Given text:
Robert Knight has a piece at the Washington Times that runs rough over voter fraudsters.
“Richardson was previously convicted of threatening to kill a witness in a criminal case against her brother; of stealing; of drunken driving; and of beating someone in a bar fight,” The Cincinnati Enquirer reported. When sentenced for vote fraud, she was unbowed, claiming to be a victim of racism.
Assistant prosecutor Bill Anderson, however, saw it differently: “[She] is an ideologue who was hell-bent on stuffing the ballot box with as many Obama votes as possible.”
So, you have a problem with that? The Rev. Al Sharpton doesn’t. He and Ohio Democrats hailed Ms. Richardson at a March 20 rally in Cincinnati following her release after serving eight months of her five-year term for voter fraud.
“There is a growing toxic movement in some corners of the country that are perfectly willing to accept criminal acts in the election and furtherance of a broader progressive agenda,” former Justice Department Voting Section attorney J. Christian Adams said during a March 25 interview on “The Steve Malzberg Show” on Newsmax TV.

Page layout parsing data:
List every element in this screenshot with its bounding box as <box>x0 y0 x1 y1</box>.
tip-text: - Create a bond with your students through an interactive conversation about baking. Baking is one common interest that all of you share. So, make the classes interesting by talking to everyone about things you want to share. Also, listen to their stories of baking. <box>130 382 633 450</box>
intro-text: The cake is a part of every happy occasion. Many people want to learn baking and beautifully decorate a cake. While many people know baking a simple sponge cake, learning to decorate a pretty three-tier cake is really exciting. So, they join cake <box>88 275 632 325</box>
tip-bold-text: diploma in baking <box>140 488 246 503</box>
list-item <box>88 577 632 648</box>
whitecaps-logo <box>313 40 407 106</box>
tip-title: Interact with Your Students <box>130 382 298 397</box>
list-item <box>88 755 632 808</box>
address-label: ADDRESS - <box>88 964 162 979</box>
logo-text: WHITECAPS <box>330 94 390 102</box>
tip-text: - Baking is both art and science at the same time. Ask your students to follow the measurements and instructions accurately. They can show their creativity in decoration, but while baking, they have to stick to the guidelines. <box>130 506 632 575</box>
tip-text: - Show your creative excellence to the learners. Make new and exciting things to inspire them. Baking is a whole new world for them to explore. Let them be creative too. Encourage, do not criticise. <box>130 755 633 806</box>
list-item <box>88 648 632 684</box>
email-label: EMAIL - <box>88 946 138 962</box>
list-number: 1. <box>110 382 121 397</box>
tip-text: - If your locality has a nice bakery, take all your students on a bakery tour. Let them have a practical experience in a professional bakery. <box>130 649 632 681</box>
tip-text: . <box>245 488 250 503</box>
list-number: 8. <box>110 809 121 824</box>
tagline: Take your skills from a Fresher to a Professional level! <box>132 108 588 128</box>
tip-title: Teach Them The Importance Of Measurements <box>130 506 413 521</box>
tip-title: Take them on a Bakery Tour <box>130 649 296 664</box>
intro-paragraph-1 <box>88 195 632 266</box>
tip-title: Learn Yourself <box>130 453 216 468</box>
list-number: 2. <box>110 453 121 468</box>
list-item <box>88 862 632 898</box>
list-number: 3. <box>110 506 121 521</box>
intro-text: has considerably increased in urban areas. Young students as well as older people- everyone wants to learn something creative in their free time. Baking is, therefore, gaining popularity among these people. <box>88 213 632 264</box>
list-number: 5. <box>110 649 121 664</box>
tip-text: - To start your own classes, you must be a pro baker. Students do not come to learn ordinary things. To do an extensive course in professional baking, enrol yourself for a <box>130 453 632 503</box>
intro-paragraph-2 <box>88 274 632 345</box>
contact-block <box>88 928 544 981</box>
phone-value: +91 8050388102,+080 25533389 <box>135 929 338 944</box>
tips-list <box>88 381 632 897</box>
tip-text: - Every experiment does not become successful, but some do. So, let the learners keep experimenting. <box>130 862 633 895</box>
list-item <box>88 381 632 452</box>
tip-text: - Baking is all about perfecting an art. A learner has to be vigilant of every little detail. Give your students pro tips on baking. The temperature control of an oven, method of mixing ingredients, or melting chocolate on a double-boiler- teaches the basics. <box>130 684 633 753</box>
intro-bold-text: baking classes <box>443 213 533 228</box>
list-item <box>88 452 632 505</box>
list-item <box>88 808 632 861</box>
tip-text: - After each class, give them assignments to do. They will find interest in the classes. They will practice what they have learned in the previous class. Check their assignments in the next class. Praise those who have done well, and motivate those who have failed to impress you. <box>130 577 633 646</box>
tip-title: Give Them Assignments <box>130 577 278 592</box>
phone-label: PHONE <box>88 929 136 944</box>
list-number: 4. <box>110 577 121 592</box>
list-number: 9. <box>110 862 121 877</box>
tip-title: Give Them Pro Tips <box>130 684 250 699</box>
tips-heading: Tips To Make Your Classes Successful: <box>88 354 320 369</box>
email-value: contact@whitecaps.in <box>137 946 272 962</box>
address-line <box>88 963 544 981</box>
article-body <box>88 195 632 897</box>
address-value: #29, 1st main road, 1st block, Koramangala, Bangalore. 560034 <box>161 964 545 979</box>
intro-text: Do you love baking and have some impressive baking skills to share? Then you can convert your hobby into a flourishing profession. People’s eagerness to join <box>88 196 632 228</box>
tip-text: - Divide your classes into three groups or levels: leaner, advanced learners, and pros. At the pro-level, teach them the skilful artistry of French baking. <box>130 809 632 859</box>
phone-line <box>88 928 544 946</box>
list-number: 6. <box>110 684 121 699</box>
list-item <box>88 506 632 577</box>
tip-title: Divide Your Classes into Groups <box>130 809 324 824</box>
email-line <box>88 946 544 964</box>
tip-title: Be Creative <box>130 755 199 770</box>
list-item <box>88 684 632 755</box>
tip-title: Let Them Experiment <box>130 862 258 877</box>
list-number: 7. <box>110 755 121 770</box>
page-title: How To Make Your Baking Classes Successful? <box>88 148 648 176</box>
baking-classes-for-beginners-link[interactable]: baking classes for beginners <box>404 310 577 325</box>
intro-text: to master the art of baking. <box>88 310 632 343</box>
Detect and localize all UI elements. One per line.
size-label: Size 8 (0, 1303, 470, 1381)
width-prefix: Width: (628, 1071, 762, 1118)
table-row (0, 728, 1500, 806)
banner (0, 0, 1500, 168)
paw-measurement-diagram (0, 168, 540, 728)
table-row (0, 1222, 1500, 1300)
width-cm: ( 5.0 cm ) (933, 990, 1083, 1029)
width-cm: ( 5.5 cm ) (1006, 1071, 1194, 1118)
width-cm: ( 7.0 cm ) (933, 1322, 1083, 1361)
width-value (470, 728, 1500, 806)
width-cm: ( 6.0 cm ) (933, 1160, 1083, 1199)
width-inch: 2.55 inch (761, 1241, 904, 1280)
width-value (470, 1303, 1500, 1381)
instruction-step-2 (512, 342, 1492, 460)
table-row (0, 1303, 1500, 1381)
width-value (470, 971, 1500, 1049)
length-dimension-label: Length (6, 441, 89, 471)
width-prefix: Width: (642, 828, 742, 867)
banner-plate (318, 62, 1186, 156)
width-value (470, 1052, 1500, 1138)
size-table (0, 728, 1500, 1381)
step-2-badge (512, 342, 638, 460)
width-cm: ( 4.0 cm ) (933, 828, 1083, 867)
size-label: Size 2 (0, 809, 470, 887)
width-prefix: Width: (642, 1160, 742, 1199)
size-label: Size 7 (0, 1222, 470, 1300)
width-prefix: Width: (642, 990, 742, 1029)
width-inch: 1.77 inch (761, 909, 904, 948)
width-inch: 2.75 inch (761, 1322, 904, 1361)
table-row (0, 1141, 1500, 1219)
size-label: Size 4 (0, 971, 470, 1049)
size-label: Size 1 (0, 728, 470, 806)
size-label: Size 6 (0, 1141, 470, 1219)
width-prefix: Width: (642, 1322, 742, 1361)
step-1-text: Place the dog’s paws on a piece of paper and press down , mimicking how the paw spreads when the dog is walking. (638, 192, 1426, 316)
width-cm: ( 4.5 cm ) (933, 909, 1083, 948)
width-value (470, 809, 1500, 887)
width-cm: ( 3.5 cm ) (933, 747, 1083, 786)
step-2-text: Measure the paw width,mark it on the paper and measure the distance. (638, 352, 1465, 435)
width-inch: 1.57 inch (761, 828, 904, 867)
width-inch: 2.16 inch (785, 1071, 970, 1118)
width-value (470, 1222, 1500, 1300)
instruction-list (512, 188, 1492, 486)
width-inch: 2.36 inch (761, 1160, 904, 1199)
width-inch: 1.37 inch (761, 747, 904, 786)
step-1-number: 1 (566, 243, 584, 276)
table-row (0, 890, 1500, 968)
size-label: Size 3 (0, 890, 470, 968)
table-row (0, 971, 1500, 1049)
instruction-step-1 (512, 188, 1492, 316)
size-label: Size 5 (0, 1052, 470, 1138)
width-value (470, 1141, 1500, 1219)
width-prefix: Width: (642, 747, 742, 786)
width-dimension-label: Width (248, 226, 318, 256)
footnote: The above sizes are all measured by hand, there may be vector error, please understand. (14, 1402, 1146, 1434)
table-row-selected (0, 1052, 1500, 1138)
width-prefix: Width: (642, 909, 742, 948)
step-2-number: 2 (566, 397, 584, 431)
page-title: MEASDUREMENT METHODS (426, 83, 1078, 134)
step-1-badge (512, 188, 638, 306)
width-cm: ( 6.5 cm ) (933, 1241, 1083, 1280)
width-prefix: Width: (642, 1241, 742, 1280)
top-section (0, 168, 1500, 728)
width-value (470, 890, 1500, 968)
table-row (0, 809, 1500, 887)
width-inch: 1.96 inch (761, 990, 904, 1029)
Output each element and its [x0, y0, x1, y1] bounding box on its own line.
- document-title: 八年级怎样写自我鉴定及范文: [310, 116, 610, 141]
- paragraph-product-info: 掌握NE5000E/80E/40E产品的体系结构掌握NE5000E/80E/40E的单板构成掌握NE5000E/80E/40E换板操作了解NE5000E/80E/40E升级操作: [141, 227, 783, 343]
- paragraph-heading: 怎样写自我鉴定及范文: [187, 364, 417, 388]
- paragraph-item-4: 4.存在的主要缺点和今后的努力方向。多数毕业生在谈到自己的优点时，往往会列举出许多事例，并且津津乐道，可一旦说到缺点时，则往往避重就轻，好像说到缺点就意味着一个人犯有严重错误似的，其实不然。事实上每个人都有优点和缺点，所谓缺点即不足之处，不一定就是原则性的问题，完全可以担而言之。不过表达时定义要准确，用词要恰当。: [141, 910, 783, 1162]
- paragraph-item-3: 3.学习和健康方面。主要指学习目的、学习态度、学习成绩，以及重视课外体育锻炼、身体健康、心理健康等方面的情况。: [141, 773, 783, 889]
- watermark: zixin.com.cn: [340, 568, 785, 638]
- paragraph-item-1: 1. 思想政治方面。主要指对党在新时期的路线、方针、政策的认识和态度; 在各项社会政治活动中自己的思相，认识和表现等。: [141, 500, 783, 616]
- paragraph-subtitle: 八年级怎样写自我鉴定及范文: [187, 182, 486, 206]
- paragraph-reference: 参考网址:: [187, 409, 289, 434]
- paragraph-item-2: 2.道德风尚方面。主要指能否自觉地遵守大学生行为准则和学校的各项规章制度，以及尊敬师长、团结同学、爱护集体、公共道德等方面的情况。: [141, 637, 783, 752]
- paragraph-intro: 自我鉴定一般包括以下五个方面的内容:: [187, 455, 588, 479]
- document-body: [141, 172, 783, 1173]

Using the information:
A – Translate this sentence from the voter fraud passage into Spanish: "When sentenced for vote fraud, she was unbowed, claiming to be a victim of racism."
B – According to the voter fraud passage, how much of her sentence had Ms. Richardson served when she was released?
C – Carry the voter fraud passage forward from its last sentence with a few more paragraphs.
The page layout parsing data is separate material and has no connection to the voter fraud passage.

Responses per task:
A – Cuando fue sentenciada por fraude electoral, se mantuvo desafiante y afirmó ser víctima de racismo.

B – She had served eight months of her five-year term.

C –
“There is this corrupt attitude that is beginning to gain total acceptance in some corners of government and academia, that accepts criminality in American elections in the name of payback time.”
Mr. Adams was among Justice Department staff during the Bush administration who investigated vote fraud and intimidation in Mississippi, where the white power structure oppressed black citizens for decades, followed by corrupt, racist black political machines.
In his book “Injustice: Exposing the Racial Agenda of the Obama Justice Department,” Mr. Adams recalls Democratic operatives in Noxubee County who “visited black voters who had requested absentee ballots on the day the ballot arrived in the mail. Sometimes the operatives snatched the ballot out of the mailbox before the voter knew it arrived. Other times, ballots were sent to black residents who hadn’t even requested them .” At the polls, “assistors” hounded people, telling them how to vote.
Last fall, Mr. Adams and his former Voting Section boss, Christopher Coates, won two consent decrees on behalf of the American Civil Rights Union from two Mississippi counties — Walthall and Jefferson Davis — in the first privately filed lawsuits under the National Voter Registration Act. The counties, which have more registered voters than eligible residents, agreed to clean up their rolls. The American Civil Rights Union has since filed similar suits in two Texas counties — Terrell and Zavala.